* **TASK GOAL**: Identify each line below containing the string "been" and copy it.

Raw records
— Start —

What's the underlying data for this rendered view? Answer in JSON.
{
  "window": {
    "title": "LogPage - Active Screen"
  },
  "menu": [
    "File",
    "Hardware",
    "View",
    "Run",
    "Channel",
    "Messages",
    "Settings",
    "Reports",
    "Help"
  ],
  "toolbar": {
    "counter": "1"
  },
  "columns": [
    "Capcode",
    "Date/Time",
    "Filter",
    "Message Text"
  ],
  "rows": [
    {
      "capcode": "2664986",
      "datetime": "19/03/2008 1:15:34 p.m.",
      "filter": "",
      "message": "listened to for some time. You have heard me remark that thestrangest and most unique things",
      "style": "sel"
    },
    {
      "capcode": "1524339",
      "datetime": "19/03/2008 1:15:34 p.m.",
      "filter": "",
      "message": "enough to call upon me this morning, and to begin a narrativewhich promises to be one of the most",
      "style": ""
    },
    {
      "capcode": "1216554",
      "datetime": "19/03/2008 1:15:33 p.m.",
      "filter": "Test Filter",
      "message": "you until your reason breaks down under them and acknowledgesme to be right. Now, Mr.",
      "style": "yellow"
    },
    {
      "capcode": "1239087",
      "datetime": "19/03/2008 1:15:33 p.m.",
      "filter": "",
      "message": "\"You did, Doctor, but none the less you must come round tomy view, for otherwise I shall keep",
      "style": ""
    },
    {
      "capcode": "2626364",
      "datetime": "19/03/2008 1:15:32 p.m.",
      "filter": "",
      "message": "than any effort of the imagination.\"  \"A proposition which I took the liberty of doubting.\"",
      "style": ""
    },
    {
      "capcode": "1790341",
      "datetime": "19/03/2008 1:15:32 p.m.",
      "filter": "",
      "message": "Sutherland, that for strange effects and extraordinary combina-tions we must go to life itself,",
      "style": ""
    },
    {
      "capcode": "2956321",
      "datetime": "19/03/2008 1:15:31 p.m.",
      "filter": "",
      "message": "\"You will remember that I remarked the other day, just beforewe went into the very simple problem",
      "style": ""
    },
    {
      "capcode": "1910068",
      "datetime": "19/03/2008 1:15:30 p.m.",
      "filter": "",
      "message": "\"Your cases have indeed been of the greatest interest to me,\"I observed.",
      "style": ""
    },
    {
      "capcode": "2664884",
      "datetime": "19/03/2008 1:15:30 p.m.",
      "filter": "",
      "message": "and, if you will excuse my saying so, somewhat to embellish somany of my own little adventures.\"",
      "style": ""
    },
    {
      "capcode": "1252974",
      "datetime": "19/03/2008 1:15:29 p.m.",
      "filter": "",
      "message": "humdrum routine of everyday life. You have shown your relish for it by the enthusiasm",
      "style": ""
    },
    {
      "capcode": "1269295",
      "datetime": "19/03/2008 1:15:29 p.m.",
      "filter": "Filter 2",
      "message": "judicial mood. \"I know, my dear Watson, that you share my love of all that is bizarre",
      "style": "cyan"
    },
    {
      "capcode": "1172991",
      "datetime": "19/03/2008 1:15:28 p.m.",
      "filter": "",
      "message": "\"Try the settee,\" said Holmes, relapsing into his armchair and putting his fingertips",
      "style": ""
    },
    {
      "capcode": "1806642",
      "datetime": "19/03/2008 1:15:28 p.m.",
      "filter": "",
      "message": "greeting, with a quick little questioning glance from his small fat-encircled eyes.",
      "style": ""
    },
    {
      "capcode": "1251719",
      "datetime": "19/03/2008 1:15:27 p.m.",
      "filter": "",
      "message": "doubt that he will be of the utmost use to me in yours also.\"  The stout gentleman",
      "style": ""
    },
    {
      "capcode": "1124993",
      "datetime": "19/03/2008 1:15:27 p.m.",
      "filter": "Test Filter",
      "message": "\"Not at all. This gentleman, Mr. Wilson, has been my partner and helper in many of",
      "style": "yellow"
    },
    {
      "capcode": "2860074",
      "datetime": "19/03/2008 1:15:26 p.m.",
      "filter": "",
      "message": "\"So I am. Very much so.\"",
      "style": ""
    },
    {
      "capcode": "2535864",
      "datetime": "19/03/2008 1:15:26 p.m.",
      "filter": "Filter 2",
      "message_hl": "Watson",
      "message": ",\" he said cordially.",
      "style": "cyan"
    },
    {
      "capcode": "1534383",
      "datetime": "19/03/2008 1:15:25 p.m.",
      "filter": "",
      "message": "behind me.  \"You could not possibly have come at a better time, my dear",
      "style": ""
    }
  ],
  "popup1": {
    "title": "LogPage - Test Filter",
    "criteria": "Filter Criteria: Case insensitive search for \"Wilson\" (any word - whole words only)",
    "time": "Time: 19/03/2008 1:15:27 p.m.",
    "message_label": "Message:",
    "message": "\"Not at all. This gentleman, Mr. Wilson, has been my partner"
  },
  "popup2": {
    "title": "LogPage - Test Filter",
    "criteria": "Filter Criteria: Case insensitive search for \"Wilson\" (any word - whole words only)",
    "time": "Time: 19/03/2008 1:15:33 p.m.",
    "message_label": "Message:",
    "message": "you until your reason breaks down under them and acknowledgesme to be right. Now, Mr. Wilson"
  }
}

— End —

* **EXPECTED OUTPUT**:
      "message": "\"Your cases have indeed been of the greatest interest to me,\"I observed.",
      "message": "\"Not at all. This gentleman, Mr. Wilson, has been my partner and helper in many of",
    "message": "\"Not at all. This gentleman, Mr. Wilson, has been my partner"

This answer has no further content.